Take the data below and repeat it exactly.
* Start *
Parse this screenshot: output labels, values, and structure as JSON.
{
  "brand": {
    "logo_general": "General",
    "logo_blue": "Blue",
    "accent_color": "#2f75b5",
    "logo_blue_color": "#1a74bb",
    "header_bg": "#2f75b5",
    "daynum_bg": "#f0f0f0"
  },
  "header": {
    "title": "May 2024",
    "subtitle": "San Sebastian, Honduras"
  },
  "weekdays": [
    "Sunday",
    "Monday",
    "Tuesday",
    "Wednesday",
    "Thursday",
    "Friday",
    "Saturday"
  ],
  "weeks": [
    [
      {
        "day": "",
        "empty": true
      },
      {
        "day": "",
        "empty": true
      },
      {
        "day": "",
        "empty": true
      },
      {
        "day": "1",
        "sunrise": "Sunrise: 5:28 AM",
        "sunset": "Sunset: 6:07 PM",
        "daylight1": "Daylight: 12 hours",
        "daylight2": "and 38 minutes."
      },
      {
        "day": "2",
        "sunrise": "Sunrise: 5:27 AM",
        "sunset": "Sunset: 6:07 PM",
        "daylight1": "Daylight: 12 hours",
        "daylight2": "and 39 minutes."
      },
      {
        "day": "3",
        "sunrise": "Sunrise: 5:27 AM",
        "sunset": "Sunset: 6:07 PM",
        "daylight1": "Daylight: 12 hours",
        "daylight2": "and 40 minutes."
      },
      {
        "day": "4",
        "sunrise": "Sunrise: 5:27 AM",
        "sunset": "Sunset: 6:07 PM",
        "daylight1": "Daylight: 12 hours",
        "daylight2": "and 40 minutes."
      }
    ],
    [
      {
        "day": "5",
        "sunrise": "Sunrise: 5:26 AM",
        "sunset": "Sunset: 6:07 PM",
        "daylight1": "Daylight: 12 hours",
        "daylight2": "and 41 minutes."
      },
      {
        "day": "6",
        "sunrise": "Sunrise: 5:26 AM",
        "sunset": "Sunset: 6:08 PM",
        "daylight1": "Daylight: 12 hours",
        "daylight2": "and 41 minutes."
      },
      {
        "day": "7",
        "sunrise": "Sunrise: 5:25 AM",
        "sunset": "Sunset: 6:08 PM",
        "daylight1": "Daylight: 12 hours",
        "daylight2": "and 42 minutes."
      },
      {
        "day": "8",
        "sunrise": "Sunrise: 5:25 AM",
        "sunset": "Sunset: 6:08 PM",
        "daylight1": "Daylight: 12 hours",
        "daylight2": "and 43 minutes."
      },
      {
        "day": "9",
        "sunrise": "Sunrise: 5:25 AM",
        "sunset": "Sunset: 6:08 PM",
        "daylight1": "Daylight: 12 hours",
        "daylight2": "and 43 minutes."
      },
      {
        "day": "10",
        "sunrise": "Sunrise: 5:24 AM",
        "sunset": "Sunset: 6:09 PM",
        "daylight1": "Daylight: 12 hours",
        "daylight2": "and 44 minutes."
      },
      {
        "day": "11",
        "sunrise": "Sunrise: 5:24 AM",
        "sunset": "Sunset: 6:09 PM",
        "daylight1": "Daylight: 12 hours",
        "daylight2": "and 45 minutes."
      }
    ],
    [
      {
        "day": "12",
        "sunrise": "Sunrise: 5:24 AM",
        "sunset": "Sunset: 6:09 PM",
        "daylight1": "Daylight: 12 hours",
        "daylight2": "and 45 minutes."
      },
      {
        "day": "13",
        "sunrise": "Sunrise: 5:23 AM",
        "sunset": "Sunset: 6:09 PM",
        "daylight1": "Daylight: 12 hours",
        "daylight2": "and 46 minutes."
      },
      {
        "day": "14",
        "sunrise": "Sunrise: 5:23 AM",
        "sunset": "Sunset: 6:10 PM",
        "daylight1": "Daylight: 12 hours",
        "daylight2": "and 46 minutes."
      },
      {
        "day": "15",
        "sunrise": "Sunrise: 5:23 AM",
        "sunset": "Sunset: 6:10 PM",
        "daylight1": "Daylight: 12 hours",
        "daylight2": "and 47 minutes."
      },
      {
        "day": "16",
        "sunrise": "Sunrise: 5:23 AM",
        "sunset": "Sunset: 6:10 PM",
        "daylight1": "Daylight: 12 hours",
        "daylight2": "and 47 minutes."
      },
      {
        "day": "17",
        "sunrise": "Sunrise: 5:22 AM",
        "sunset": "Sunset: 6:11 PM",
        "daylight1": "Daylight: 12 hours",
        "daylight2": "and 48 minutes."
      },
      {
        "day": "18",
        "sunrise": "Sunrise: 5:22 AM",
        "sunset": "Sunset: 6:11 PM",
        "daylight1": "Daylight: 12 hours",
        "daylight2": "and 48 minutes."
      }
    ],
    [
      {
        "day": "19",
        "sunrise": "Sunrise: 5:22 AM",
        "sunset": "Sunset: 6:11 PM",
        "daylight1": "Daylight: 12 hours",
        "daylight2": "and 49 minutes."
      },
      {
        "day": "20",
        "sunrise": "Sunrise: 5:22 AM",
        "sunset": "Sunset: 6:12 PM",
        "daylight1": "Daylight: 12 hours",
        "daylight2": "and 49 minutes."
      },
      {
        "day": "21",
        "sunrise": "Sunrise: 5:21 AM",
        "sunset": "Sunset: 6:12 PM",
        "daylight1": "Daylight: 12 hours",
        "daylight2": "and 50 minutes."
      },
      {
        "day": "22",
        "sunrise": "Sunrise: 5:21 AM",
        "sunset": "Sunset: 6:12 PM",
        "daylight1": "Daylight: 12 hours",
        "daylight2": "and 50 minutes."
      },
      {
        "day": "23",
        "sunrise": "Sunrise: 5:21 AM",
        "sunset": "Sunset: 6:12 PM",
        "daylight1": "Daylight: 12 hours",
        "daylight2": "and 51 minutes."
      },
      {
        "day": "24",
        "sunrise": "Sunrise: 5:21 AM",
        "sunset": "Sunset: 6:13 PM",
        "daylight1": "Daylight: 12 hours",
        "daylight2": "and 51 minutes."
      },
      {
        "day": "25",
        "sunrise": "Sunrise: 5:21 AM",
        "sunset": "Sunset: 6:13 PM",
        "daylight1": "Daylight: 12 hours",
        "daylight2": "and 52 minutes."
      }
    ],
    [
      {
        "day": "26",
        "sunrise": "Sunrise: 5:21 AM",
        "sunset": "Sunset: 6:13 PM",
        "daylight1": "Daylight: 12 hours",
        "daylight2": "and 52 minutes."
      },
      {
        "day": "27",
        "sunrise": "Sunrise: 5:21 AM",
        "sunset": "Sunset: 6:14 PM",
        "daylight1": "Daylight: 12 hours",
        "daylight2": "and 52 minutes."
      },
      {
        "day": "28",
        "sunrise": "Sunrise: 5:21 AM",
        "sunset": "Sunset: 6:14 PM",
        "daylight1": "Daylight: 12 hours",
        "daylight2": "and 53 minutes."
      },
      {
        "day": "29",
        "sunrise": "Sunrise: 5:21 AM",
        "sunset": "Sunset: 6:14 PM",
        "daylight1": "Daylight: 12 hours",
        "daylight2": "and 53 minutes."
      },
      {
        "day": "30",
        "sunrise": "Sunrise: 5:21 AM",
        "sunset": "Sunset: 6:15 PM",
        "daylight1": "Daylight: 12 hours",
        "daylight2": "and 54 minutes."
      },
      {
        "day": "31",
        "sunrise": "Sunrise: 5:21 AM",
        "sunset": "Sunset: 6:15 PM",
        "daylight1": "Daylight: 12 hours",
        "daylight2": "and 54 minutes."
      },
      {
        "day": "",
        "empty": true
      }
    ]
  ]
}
* End *
Exercise solution -
Parse this screenshot: output labels, values, and structure as JSON.
{
  "brand": {
    "logo_general": "General",
    "logo_blue": "Blue",
    "accent_color": "#2f75b5",
    "logo_blue_color": "#1a74bb",
    "header_bg": "#2f75b5",
    "daynum_bg": "#f0f0f0"
  },
  "header": {
    "title": "May 2024",
    "subtitle": "San Sebastian, Honduras"
  },
  "weekdays": [
    "Sunday",
    "Monday",
    "Tuesday",
    "Wednesday",
    "Thursday",
    "Friday",
    "Saturday"
  ],
  "weeks": [
    [
      {
        "day": "",
        "empty": true
      },
      {
        "day": "",
        "empty": true
      },
      {
        "day": "",
        "empty": true
      },
      {
        "day": "1",
        "sunrise": "Sunrise: 5:28 AM",
        "sunset": "Sunset: 6:07 PM",
        "daylight1": "Daylight: 12 hours",
        "daylight2": "and 38 minutes."
      },
      {
        "day": "2",
        "sunrise": "Sunrise: 5:27 AM",
        "sunset": "Sunset: 6:07 PM",
        "daylight1": "Daylight: 12 hours",
        "daylight2": "and 39 minutes."
      },
      {
        "day": "3",
        "sunrise": "Sunrise: 5:27 AM",
        "sunset": "Sunset: 6:07 PM",
        "daylight1": "Daylight: 12 hours",
        "daylight2": "and 40 minutes."
      },
      {
        "day": "4",
        "sunrise": "Sunrise: 5:27 AM",
        "sunset": "Sunset: 6:07 PM",
        "daylight1": "Daylight: 12 hours",
        "daylight2": "and 40 minutes."
      }
    ],
    [
      {
        "day": "5",
        "sunrise": "Sunrise: 5:26 AM",
        "sunset": "Sunset: 6:07 PM",
        "daylight1": "Daylight: 12 hours",
        "daylight2": "and 41 minutes."
      },
      {
        "day": "6",
        "sunrise": "Sunrise: 5:26 AM",
        "sunset": "Sunset: 6:08 PM",
        "daylight1": "Daylight: 12 hours",
        "daylight2": "and 41 minutes."
      },
      {
        "day": "7",
        "sunrise": "Sunrise: 5:25 AM",
        "sunset": "Sunset: 6:08 PM",
        "daylight1": "Daylight: 12 hours",
        "daylight2": "and 42 minutes."
      },
      {
        "day": "8",
        "sunrise": "Sunrise: 5:25 AM",
        "sunset": "Sunset: 6:08 PM",
        "daylight1": "Daylight: 12 hours",
        "daylight2": "and 43 minutes."
      },
      {
        "day": "9",
        "sunrise": "Sunrise: 5:25 AM",
        "sunset": "Sunset: 6:08 PM",
        "daylight1": "Daylight: 12 hours",
        "daylight2": "and 43 minutes."
      },
      {
        "day": "10",
        "sunrise": "Sunrise: 5:24 AM",
        "sunset": "Sunset: 6:09 PM",
        "daylight1": "Daylight: 12 hours",
        "daylight2": "and 44 minutes."
      },
      {
        "day": "11",
        "sunrise": "Sunrise: 5:24 AM",
        "sunset": "Sunset: 6:09 PM",
        "daylight1": "Daylight: 12 hours",
        "daylight2": "and 45 minutes."
      }
    ],
    [
      {
        "day": "12",
        "sunrise": "Sunrise: 5:24 AM",
        "sunset": "Sunset: 6:09 PM",
        "daylight1": "Daylight: 12 hours",
        "daylight2": "and 45 minutes."
      },
      {
        "day": "13",
        "sunrise": "Sunrise: 5:23 AM",
        "sunset": "Sunset: 6:09 PM",
        "daylight1": "Daylight: 12 hours",
        "daylight2": "and 46 minutes."
      },
      {
        "day": "14",
        "sunrise": "Sunrise: 5:23 AM",
        "sunset": "Sunset: 6:10 PM",
        "daylight1": "Daylight: 12 hours",
        "daylight2": "and 46 minutes."
      },
      {
        "day": "15",
        "sunrise": "Sunrise: 5:23 AM",
        "sunset": "Sunset: 6:10 PM",
        "daylight1": "Daylight: 12 hours",
        "daylight2": "and 47 minutes."
      },
      {
        "day": "16",
        "sunrise": "Sunrise: 5:23 AM",
        "sunset": "Sunset: 6:10 PM",
        "daylight1": "Daylight: 12 hours",
        "daylight2": "and 47 minutes."
      },
      {
        "day": "17",
        "sunrise": "Sunrise: 5:22 AM",
        "sunset": "Sunset: 6:11 PM",
        "daylight1": "Daylight: 12 hours",
        "daylight2": "and 48 minutes."
      },
      {
        "day": "18",
        "sunrise": "Sunrise: 5:22 AM",
        "sunset": "Sunset: 6:11 PM",
        "daylight1": "Daylight: 12 hours",
        "daylight2": "and 48 minutes."
      }
    ],
    [
      {
        "day": "19",
        "sunrise": "Sunrise: 5:22 AM",
        "sunset": "Sunset: 6:11 PM",
        "daylight1": "Daylight: 12 hours",
        "daylight2": "and 49 minutes."
      },
      {
        "day": "20",
        "sunrise": "Sunrise: 5:22 AM",
        "sunset": "Sunset: 6:12 PM",
        "daylight1": "Daylight: 12 hours",
        "daylight2": "and 49 minutes."
      },
      {
        "day": "21",
        "sunrise": "Sunrise: 5:21 AM",
        "sunset": "Sunset: 6:12 PM",
        "daylight1": "Daylight: 12 hours",
        "daylight2": "and 50 minutes."
      },
      {
        "day": "22",
        "sunrise": "Sunrise: 5:21 AM",
        "sunset": "Sunset: 6:12 PM",
        "daylight1": "Daylight: 12 hours",
        "daylight2": "and 50 minutes."
      },
      {
        "day": "23",
        "sunrise": "Sunrise: 5:21 AM",
        "sunset": "Sunset: 6:12 PM",
        "daylight1": "Daylight: 12 hours",
        "daylight2": "and 51 minutes."
      },
      {
        "day": "24",
        "sunrise": "Sunrise: 5:21 AM",
        "sunset": "Sunset: 6:13 PM",
        "daylight1": "Daylight: 12 hours",
        "daylight2": "and 51 minutes."
      },
      {
        "day": "25",
        "sunrise": "Sunrise: 5:21 AM",
        "sunset": "Sunset: 6:13 PM",
        "daylight1": "Daylight: 12 hours",
        "daylight2": "and 52 minutes."
      }
    ],
    [
      {
        "day": "26",
        "sunrise": "Sunrise: 5:21 AM",
        "sunset": "Sunset: 6:13 PM",
        "daylight1": "Daylight: 12 hours",
        "daylight2": "and 52 minutes."
      },
      {
        "day": "27",
        "sunrise": "Sunrise: 5:21 AM",
        "sunset": "Sunset: 6:14 PM",
        "daylight1": "Daylight: 12 hours",
        "daylight2": "and 52 minutes."
      },
      {
        "day": "28",
        "sunrise": "Sunrise: 5:21 AM",
        "sunset": "Sunset: 6:14 PM",
        "daylight1": "Daylight: 12 hours",
        "daylight2": "and 53 minutes."
      },
      {
        "day": "29",
        "sunrise": "Sunrise: 5:21 AM",
        "sunset": "Sunset: 6:14 PM",
        "daylight1": "Daylight: 12 hours",
        "daylight2": "and 53 minutes."
      },
      {
        "day": "30",
        "sunrise": "Sunrise: 5:21 AM",
        "sunset": "Sunset: 6:15 PM",
        "daylight1": "Daylight: 12 hours",
        "daylight2": "and 54 minutes."
      },
      {
        "day": "31",
        "sunrise": "Sunrise: 5:21 AM",
        "sunset": "Sunset: 6:15 PM",
        "daylight1": "Daylight: 12 hours",
        "daylight2": "and 54 minutes."
      },
      {
        "day": "",
        "empty": true
      }
    ]
  ]
}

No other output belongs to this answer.